## Instructions to follow
Retype every entry in its entirety, without alteration.

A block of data
** BEGIN **
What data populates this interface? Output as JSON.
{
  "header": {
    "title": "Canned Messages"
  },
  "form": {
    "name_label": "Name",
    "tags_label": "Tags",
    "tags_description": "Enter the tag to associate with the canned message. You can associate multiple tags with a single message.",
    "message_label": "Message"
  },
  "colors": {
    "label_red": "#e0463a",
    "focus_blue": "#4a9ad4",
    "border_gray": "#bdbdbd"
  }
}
** END **
## Exercise solution
What data populates this interface? Output as JSON.
{
  "header": {
    "title": "Canned Messages"
  },
  "form": {
    "name_label": "Name",
    "tags_label": "Tags",
    "tags_description": "Enter the tag to associate with the canned message. You can associate multiple tags with a single message.",
    "message_label": "Message"
  },
  "colors": {
    "label_red": "#e0463a",
    "focus_blue": "#4a9ad4",
    "border_gray": "#bdbdbd"
  }
}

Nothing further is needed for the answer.